### Text segment

- Opening Delimiter -

Why the Buzzed Brain Thinks It Knows What Its Doing
A new study by SDSU psychologists found that alcohol dampens brain waves associated with decision-making but not motor control.
In a recent study published in the journal PLOS ONE, a team led by psychologist Ksenija Marinkovic, director of SDSU’s Spatio-Temporal Brain Imaging Laboratory, recruited 18 young, healthy volunteers to participate in an experiment measuring their cognitive control while distracted. The volunteers sat in a brain imaging machine called a MEG scanner and watched a series of colored squares appear on a screen.
First, two squares of the same color would appear on either side, followed by a single square flashing in the middle of the screen. At times, the middle square’s color would match the two side squares and sometimes it would be different. Participants were instructed to ignore the color of the side squares and press a button corresponding to the color of the middle square.
Even though the participants understood what they were supposed to do, it’s not easy to disregard the irrelevant side squares, which are known as flankers, explained study co-author Lauren Beaton, a graduate psychology student at SDSU.
“They unconsciously begin preparing to respond, as the flankers prematurely elicit automatic motor response before the actual target appears,” she said. “To do this successfully requires recruitment of cognitive control. That means having the capacity to monitor attentional demands and respond to them flexibly.”
It’s a difficult enough task when sober, but the volunteers also took the task after consuming an alcoholic beverage, as well as during a placebo phase. During all three conditions (sober, placebo and alcohol) the scientists used the imaging machine to measure brain waves known as beta and theta oscillations, which are waveforms produced by the brain’s electrical activity.
Theta waves are involved in communication between different regions of the brain during decision-making, while beta waves are involved in motor control and preparing for movement. In the experiment, for example, theta waves reflect the brain deciding which button is the correct color to press, while beta waves reflect the brain’s preparing to send signals to the muscle.

- Closing Delimiter -

### Provided information
- Opening Delimiter -

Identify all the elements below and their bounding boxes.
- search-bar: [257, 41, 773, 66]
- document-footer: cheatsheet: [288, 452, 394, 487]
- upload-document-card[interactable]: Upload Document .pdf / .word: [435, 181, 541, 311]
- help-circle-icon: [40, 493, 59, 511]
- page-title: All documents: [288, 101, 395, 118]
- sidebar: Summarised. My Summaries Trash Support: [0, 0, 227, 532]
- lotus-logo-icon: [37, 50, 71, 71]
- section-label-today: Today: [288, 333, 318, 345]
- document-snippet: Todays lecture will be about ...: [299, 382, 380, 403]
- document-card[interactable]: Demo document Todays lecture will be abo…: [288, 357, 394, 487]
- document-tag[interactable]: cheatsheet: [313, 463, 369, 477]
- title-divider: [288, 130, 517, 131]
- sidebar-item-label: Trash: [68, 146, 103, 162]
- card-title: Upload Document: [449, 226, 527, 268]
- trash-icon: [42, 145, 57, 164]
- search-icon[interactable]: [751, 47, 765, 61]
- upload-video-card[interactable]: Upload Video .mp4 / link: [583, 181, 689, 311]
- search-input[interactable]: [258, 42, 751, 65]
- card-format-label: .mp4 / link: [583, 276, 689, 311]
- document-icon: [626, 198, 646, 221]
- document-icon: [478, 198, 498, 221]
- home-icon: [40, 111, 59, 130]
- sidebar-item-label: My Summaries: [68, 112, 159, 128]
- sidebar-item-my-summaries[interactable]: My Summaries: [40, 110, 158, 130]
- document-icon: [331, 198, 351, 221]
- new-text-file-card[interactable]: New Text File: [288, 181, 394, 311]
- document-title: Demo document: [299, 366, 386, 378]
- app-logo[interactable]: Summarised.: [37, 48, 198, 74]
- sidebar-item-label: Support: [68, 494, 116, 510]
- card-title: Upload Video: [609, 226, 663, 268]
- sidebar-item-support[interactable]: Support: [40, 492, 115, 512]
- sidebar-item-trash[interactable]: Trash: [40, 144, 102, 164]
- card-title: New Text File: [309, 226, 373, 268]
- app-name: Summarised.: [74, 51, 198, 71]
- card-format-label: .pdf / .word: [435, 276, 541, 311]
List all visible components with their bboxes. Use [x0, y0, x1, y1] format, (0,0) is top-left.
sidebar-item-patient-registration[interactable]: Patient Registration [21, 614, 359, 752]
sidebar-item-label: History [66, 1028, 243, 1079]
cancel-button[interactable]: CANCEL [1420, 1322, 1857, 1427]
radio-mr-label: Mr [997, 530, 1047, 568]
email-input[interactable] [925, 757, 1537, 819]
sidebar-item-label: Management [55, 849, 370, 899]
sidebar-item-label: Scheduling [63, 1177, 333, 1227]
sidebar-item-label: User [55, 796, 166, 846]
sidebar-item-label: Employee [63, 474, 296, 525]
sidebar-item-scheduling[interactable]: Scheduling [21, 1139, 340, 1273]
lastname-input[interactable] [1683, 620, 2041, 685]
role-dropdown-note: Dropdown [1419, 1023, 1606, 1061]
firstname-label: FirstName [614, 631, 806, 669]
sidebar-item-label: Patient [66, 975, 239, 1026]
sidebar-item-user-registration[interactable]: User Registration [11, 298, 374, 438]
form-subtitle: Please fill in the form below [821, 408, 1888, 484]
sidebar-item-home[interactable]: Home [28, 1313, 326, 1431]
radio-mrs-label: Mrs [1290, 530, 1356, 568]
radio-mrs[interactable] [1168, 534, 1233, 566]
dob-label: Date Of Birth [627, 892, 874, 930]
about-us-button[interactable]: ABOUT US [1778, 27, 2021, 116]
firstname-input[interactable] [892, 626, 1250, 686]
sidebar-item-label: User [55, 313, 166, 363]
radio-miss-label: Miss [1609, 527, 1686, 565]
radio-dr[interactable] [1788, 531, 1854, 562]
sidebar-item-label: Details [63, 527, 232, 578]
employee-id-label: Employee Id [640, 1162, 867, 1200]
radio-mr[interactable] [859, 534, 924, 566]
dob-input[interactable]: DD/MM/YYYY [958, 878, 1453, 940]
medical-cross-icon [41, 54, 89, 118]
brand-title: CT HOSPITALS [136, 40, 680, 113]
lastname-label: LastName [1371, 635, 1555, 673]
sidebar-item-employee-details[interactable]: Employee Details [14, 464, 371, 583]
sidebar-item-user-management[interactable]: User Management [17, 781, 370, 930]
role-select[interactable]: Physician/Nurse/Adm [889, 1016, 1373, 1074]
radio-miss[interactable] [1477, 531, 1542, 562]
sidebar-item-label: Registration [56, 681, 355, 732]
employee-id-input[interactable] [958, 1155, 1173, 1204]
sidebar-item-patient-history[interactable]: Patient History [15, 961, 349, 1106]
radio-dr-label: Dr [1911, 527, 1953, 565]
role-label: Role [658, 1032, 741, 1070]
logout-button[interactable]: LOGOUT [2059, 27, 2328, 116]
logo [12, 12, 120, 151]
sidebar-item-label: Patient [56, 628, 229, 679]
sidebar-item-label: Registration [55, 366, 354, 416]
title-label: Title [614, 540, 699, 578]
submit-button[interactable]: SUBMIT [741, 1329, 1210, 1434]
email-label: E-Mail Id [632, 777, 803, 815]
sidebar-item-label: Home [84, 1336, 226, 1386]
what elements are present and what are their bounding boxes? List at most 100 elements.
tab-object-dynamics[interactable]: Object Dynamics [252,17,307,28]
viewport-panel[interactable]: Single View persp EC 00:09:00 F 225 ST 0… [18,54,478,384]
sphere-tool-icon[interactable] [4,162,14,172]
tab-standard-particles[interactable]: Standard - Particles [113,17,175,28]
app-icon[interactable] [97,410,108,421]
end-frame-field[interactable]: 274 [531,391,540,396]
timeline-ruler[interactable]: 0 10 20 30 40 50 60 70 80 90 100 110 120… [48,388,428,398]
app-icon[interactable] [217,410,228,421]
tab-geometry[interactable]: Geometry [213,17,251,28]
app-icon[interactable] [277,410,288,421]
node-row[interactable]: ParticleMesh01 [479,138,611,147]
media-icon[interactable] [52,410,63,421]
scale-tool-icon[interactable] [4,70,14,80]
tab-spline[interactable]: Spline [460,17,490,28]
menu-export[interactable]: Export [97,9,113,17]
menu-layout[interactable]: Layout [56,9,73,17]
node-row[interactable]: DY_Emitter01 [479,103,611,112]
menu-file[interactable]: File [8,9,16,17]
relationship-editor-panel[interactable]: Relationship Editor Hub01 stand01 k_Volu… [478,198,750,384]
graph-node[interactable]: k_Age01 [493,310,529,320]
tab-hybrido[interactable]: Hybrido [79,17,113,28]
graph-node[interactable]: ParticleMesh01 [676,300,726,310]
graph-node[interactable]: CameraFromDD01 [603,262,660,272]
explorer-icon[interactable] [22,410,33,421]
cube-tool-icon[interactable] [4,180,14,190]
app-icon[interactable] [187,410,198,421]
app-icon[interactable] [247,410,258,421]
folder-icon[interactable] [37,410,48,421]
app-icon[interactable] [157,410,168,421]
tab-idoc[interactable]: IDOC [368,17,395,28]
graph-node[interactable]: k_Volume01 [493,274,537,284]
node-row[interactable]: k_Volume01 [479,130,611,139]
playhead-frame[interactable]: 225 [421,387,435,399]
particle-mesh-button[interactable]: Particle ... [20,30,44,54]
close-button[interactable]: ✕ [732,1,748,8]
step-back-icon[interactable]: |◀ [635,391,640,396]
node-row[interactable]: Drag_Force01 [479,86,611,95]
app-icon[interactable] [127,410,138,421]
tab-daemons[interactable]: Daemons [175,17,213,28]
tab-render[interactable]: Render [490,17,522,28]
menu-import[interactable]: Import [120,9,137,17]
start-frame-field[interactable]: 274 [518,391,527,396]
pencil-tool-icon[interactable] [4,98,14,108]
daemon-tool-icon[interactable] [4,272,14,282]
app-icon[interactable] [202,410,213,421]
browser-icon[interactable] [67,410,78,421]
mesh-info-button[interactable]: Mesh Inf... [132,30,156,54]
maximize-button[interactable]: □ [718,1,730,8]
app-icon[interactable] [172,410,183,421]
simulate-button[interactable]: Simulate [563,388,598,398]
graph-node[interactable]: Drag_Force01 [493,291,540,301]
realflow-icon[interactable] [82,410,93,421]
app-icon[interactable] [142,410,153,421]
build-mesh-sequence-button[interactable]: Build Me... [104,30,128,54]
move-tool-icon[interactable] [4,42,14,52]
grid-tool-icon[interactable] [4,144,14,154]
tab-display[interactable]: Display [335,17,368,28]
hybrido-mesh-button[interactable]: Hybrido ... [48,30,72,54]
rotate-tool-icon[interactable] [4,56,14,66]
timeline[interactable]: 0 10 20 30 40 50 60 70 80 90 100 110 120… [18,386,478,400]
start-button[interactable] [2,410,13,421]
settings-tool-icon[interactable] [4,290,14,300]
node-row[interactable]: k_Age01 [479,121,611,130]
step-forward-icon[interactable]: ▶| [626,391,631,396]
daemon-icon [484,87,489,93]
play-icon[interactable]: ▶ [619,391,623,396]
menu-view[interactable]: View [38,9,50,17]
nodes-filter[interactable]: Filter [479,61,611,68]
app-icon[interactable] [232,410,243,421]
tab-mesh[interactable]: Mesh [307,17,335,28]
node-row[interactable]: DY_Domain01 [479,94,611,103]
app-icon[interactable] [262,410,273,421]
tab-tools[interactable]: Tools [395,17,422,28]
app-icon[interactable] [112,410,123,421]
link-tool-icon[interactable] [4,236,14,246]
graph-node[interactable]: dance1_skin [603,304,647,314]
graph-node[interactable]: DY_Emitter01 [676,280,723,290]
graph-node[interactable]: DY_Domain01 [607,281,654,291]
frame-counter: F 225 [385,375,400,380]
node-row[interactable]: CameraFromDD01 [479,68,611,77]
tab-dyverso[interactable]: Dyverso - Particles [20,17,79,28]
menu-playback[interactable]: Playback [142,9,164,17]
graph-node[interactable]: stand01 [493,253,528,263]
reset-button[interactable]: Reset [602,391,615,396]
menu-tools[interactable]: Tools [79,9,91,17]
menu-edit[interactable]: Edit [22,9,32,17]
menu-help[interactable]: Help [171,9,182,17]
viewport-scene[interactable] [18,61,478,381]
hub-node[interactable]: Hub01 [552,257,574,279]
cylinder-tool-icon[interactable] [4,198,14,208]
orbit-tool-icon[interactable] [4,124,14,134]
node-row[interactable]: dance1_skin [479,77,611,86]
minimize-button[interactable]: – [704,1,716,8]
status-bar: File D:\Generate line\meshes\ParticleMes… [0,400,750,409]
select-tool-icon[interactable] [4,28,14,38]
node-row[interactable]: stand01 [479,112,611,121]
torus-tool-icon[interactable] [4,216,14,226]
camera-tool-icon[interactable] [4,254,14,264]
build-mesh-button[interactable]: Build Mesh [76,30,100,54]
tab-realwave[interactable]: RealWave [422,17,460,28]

- Closing Delimiter -

### What you need to do
1. Quote the part of the alcohol study article starting with "Theta waves are" and going on through "to the muscle.".
2. Pick up the alcohol study article after its last sentence and keep writing it.
These lines were taken from a different source than the article on the alcohol and decision-making study.

### Per-task outputs
1.
Theta waves are involved in communication between different regions of the brain during decision-making, while beta waves are involved in motor control and preparing for movement. In the experiment, for example, theta waves reflect the brain deciding which button is the correct color to press, while beta waves reflect the brain’s preparing to send signals to the muscle.

2.
The researchers found that after participants drank alcohol, their beta waves during the color-choosing task seemed perfectly normal—but their theta waves dropped sharply in frequency.
“At its peak, theta power under alcohol decreased to roughly half of placebo levels,” Beaton said.
After drinking, the volunteers’ accuracy at the color-choosing task also fell by about five percent whenever the flanker squares didn’t match the target square. Interestingly, reaction time stayed about the same. Taken together, the results suggest “that alcohol primarily induces deficits during decision-making, and not while executing motor commands,” Beaton said.
In other words, the brain still thinks it’s making the right choices, even though its ability to do so is impaired.
That pernicious effect is especially troublesome for a task like driving, Beaton added.
“When driving, we usually operate on auto-pilot, going through the motions automatically and without much conscious thought,” she said. “However, occasionally we have to quickly react to stimuli, such as when a car cuts you off. You must be able to override automaticity and use cognitive control to safely navigate the situation. But when drivers are intoxicated, they are less successful at making these quick changes.”